Data records:
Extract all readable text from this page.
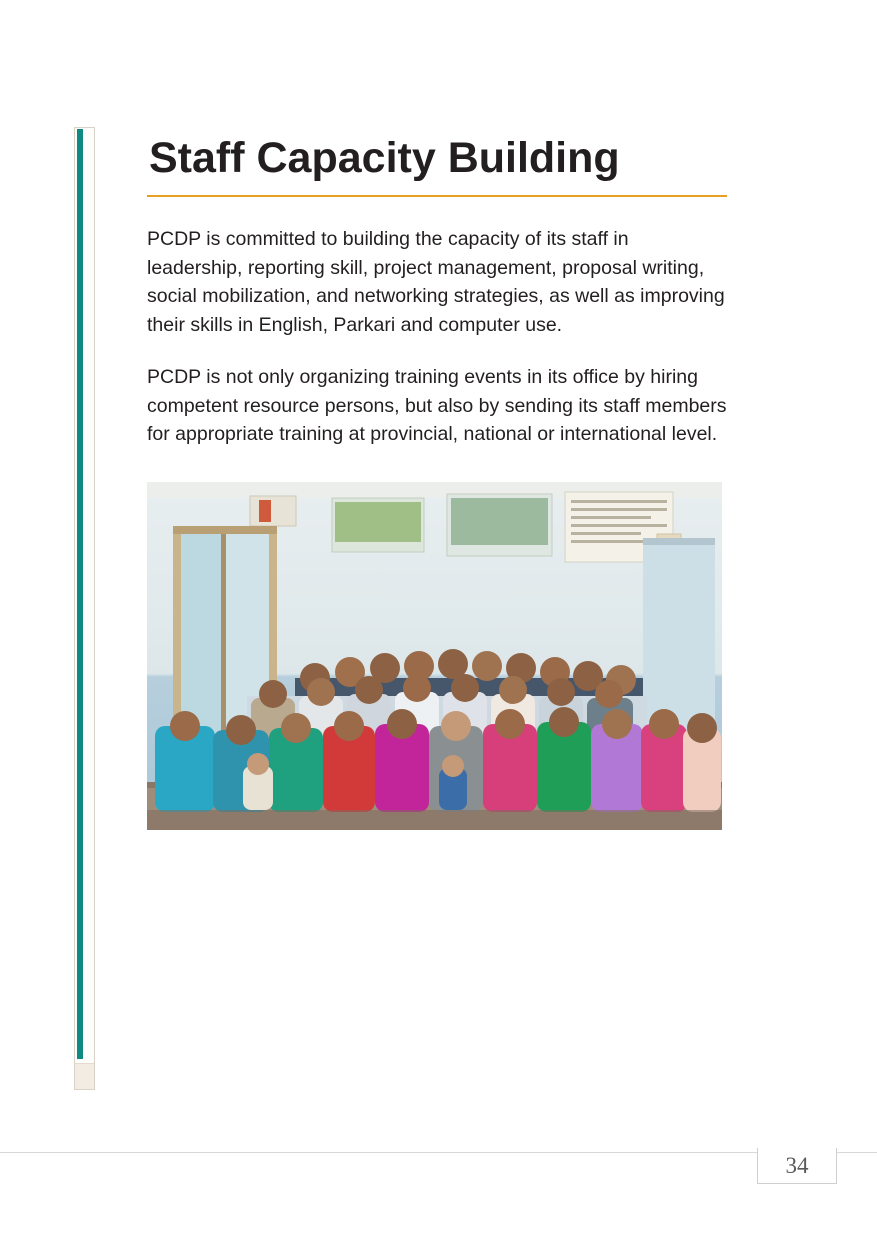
Staff Capacity Building

PCDP is committed to building the capacity of its staff in leadership, reporting skill, project management, proposal writing, social mobilization, and networking strategies, as well as improving their skills in English, Parkari and computer use.

PCDP is not only organizing training events in its office by hiring competent resource persons, but also by sending its staff members for appropriate training at provincial, national or international level.

34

» REQUIREMENT
The word "PCDP" appears in how many lines of the data? Answer with only the number.

» RESPONSE BELOW
2